§ **Aim**
Pick out the lines containing "Create".

§ **Provided entries**
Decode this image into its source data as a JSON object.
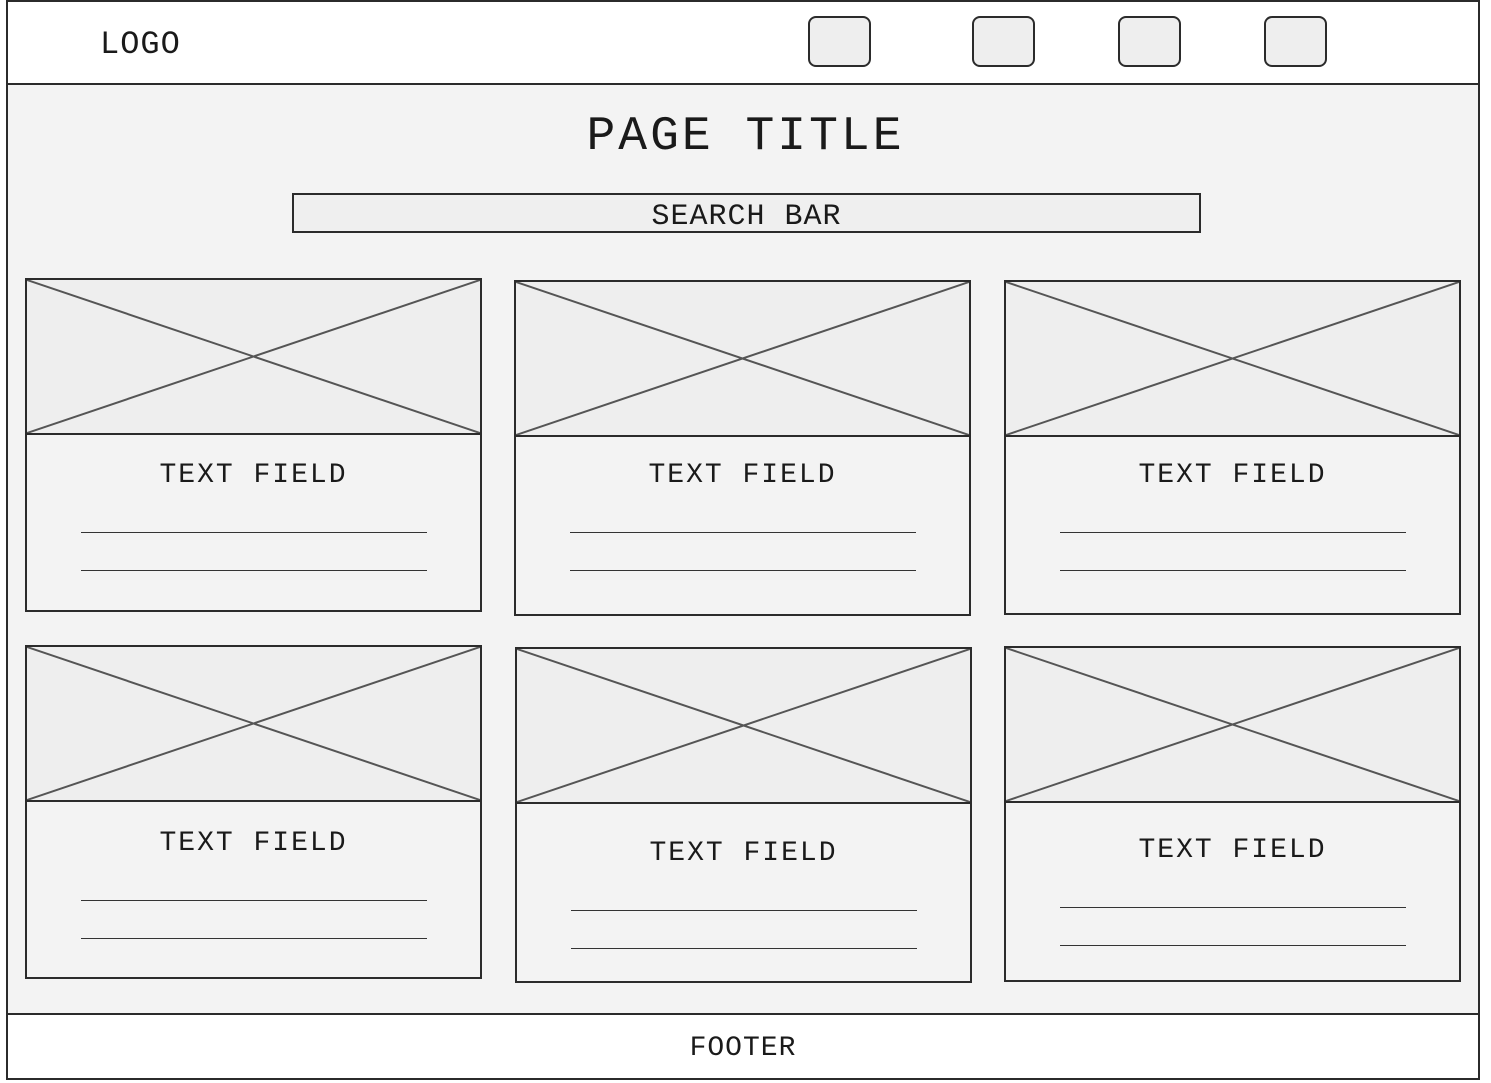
{
  "header": {
    "logo": "LOGO",
    "nav_buttons": [
      "",
      "",
      "",
      ""
    ]
  },
  "main": {
    "page_title": "PAGE TITLE",
    "search_bar": "SEARCH BAR",
    "cards": [
      {
        "text": "TEXT FIELD"
      },
      {
        "text": "TEXT FIELD"
      },
      {
        "text": "TEXT FIELD"
      },
      {
        "text": "TEXT FIELD"
      },
      {
        "text": "TEXT FIELD"
      },
      {
        "text": "TEXT FIELD"
      }
    ]
  },
  "footer": {
    "label": "FOOTER"
  },
  "colors": {
    "stroke": "#2b2b2b",
    "background": "#f3f3f3",
    "placeholder_fill": "#eeeeee"
  }
}
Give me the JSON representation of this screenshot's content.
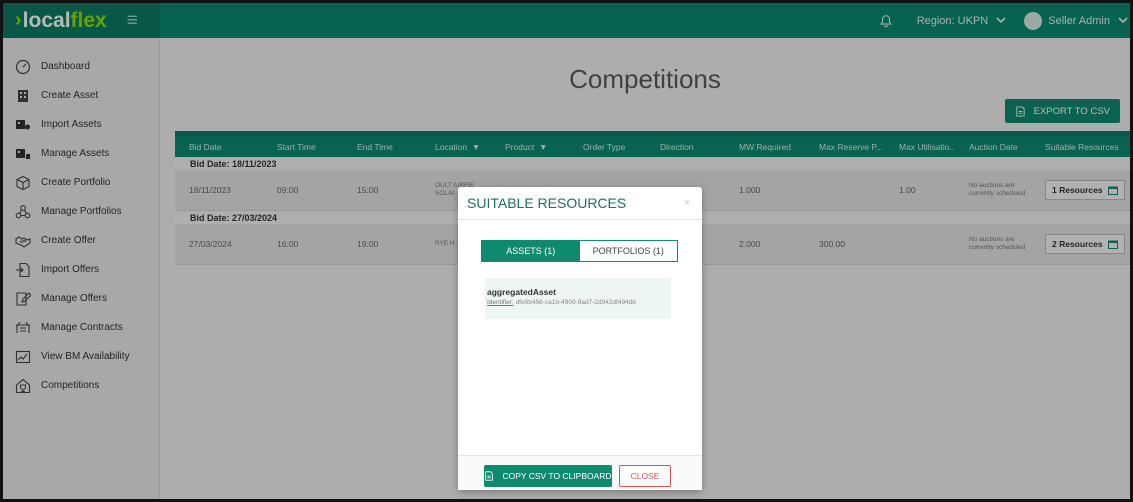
{
  "header": {
    "logo_chevron": "›",
    "logo_part1": "local",
    "logo_part2": "flex",
    "menu_glyph": "≡",
    "region_label": "Region: UKPN",
    "user_label": "Seller Admin",
    "brand_color": "#0e8a6f",
    "accent_color": "#8ee000"
  },
  "sidebar": {
    "items": [
      {
        "label": "Dashboard",
        "icon": "dashboard-gauge-icon"
      },
      {
        "label": "Create Asset",
        "icon": "building-icon"
      },
      {
        "label": "Import Assets",
        "icon": "import-assets-icon"
      },
      {
        "label": "Manage Assets",
        "icon": "manage-assets-icon"
      },
      {
        "label": "Create Portfolio",
        "icon": "cube-icon"
      },
      {
        "label": "Manage Portfolios",
        "icon": "network-icon"
      },
      {
        "label": "Create Offer",
        "icon": "handshake-icon"
      },
      {
        "label": "Import Offers",
        "icon": "file-import-icon"
      },
      {
        "label": "Manage Offers",
        "icon": "edit-document-icon"
      },
      {
        "label": "Manage Contracts",
        "icon": "contract-icon"
      },
      {
        "label": "View BM Availability",
        "icon": "chart-icon"
      },
      {
        "label": "Competitions",
        "icon": "trophy-home-icon"
      }
    ]
  },
  "main": {
    "title": "Competitions",
    "export_label": "EXPORT TO CSV",
    "columns": [
      "Bid Date",
      "Start Time",
      "End Time",
      "Location",
      "Product",
      "Order Type",
      "Direction",
      "MW Required",
      "Max Reserve P...",
      "Max Utilisatio...",
      "Auction Date",
      "Suitable Resources"
    ],
    "filter_glyph": "▼",
    "groups": [
      {
        "label": "Bid Date: 18/11/2023",
        "row": {
          "bid_date": "18/11/2023",
          "start": "09:00",
          "end": "15:00",
          "location": "OULT AIRFIE SOLAI",
          "mw": "1.000",
          "max_reserve": "",
          "max_util": "1.00",
          "auction": "No auctions are currently scheduled",
          "resources": "1 Resources"
        }
      },
      {
        "label": "Bid Date: 27/03/2024",
        "row": {
          "bid_date": "27/03/2024",
          "start": "16:00",
          "end": "19:00",
          "location": "RYE H 132/3",
          "mw": "2.000",
          "max_reserve": "300.00",
          "max_util": "",
          "auction": "No auctions are currently scheduled",
          "resources": "2 Resources"
        }
      }
    ]
  },
  "modal": {
    "title": "SUITABLE RESOURCES",
    "close_x": "×",
    "tab_assets": "ASSETS (1)",
    "tab_portfolios": "PORTFOLIOS (1)",
    "asset_name": "aggregatedAsset",
    "identifier_label": "Identifier:",
    "identifier_value": "dfe9b456-ca1b-4909-9ad7-2d942df494db",
    "copy_label": "COPY CSV TO CLIPBOARD",
    "close_label": "CLOSE"
  }
}
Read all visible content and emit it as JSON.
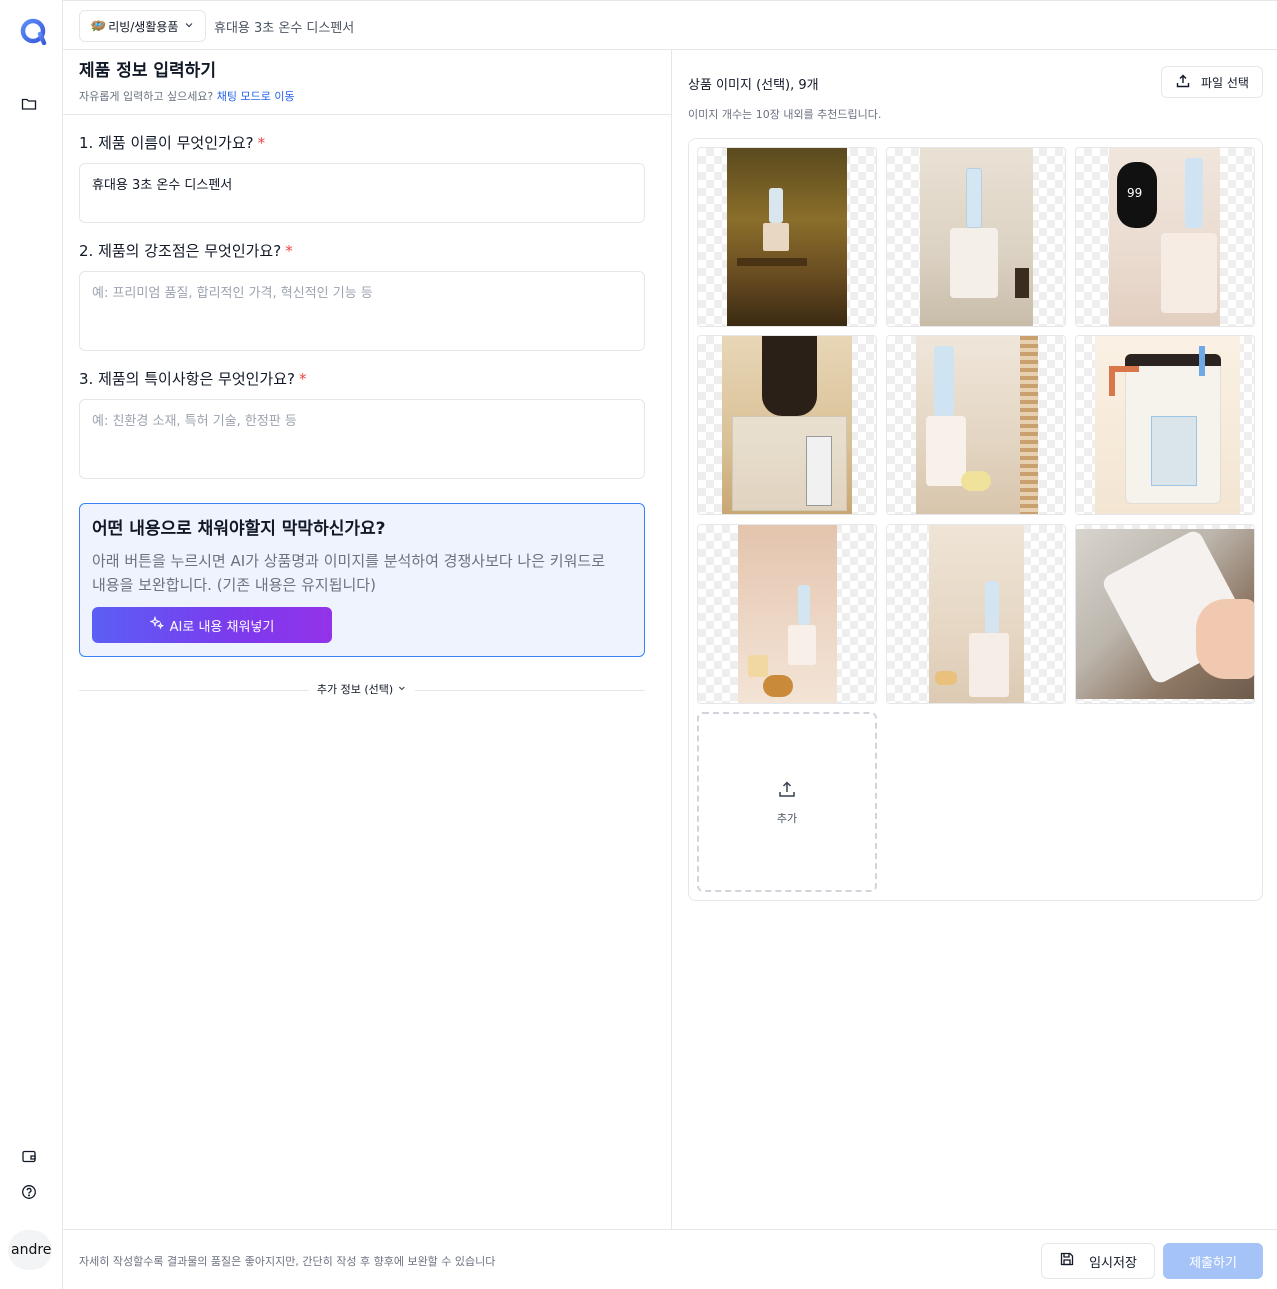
{
  "topbar": {
    "category_emoji": "🪺",
    "category_label": "리빙/생활용품",
    "breadcrumb": "휴대용 3초 온수 디스펜서"
  },
  "sidebar": {
    "user_name": "andrew"
  },
  "form": {
    "title": "제품 정보 입력하기",
    "subtitle_text": "자유롭게 입력하고 싶으세요?",
    "subtitle_link": "채팅 모드로 이동",
    "required_mark": "*",
    "questions": [
      {
        "label": "1. 제품 이름이 무엇인가요?",
        "value": "휴대용 3초 온수 디스펜서",
        "placeholder": ""
      },
      {
        "label": "2. 제품의 강조점은 무엇인가요?",
        "value": "",
        "placeholder": "예: 프리미엄 품질, 합리적인 가격, 혁신적인 기능 등"
      },
      {
        "label": "3. 제품의 특이사항은 무엇인가요?",
        "value": "",
        "placeholder": "예: 친환경 소재, 특허 기술, 한정판 등"
      }
    ],
    "ai_box": {
      "title": "어떤 내용으로 채워야할지 막막하신가요?",
      "description": "아래 버튼을 누르시면 AI가 상품명과 이미지를 분석하여 경쟁사보다 나은 키워드로 내용을 보완합니다. (기존 내용은 유지됩니다)",
      "button_label": "AI로 내용 채워넣기"
    },
    "extra_info_label": "추가 정보 (선택)"
  },
  "images": {
    "title": "상품 이미지 (선택), 9개",
    "hint": "이미지 개수는 10장 내외를 추천드립니다.",
    "file_button_label": "파일 선택",
    "add_label": "추가"
  },
  "footer": {
    "tip": "자세히 작성할수록 결과물의 품질은 좋아지지만, 간단히 작성 후 향후에 보완할 수 있습니다",
    "save_label": "임시저장",
    "submit_label": "제출하기"
  },
  "colors": {
    "accent": "#2563eb",
    "required": "#ef4444",
    "ai_gradient_start": "#5b5ff5",
    "ai_gradient_end": "#9333ea",
    "submit_disabled": "#a5c3f7"
  }
}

§ **Full response**
        "label": "Create Asset",
        "label": "Create Portfolio",
        "label": "Create Offer",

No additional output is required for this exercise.